[YOUR TASK]
Swap "interactable" for "clickable" throughout the data from its start down to the line containing "68, 558, 83]", leaving everything else unchanged.

──────── DATA RECORDS ────────

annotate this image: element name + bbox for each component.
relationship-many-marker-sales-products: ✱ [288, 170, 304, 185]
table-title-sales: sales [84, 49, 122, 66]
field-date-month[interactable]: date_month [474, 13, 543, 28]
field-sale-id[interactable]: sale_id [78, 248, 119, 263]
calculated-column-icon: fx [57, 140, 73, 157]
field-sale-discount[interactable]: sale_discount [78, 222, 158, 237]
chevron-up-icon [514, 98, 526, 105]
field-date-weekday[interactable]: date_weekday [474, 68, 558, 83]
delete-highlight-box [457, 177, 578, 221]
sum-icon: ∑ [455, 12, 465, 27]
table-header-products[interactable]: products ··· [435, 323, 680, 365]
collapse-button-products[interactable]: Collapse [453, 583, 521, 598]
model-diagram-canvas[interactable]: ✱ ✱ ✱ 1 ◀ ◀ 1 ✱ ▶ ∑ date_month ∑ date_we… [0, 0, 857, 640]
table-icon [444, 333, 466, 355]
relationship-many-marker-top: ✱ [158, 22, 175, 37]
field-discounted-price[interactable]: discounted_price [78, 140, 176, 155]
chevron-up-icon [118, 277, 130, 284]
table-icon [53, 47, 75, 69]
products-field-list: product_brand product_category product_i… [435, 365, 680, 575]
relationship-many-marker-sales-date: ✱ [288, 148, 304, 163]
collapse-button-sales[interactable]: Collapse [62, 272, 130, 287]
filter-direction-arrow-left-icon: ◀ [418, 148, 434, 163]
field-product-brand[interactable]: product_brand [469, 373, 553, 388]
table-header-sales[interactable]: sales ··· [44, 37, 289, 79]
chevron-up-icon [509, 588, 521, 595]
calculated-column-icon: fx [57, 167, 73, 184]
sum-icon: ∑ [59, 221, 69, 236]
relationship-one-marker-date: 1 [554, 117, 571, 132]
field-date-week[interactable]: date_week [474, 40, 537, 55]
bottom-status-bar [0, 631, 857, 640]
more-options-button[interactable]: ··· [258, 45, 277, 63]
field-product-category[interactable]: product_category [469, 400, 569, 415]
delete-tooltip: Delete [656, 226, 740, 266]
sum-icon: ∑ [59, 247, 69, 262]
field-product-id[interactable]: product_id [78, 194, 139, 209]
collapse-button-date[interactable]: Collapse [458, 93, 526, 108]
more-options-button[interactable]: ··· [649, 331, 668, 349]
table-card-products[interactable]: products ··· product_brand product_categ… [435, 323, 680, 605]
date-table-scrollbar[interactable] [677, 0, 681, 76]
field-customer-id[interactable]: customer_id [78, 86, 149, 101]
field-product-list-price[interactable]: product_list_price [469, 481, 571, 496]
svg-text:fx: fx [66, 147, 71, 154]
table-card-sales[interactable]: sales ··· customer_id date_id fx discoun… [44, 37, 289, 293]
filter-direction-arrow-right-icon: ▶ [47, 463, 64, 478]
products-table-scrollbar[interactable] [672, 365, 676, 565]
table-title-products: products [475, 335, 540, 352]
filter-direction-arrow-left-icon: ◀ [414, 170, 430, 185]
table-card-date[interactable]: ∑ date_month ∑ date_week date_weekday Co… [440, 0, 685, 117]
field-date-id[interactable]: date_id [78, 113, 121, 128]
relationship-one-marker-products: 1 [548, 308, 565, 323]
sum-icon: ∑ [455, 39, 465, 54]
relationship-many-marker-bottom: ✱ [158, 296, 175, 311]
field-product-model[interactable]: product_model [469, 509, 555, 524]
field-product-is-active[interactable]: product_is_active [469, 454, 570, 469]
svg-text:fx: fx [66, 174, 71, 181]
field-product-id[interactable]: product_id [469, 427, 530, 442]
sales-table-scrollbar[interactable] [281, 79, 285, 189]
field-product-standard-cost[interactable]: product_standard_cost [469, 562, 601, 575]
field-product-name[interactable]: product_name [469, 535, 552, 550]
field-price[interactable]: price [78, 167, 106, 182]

────────

[RESPONSE TO THE EXERCISE]
annotate this image: element name + bbox for each component.
relationship-many-marker-sales-products: ✱ [288, 170, 304, 185]
table-title-sales: sales [84, 49, 122, 66]
field-date-month[clickable]: date_month [474, 13, 543, 28]
field-sale-id[clickable]: sale_id [78, 248, 119, 263]
calculated-column-icon: fx [57, 140, 73, 157]
field-sale-discount[clickable]: sale_discount [78, 222, 158, 237]
chevron-up-icon [514, 98, 526, 105]
field-date-weekday[clickable]: date_weekday [474, 68, 558, 83]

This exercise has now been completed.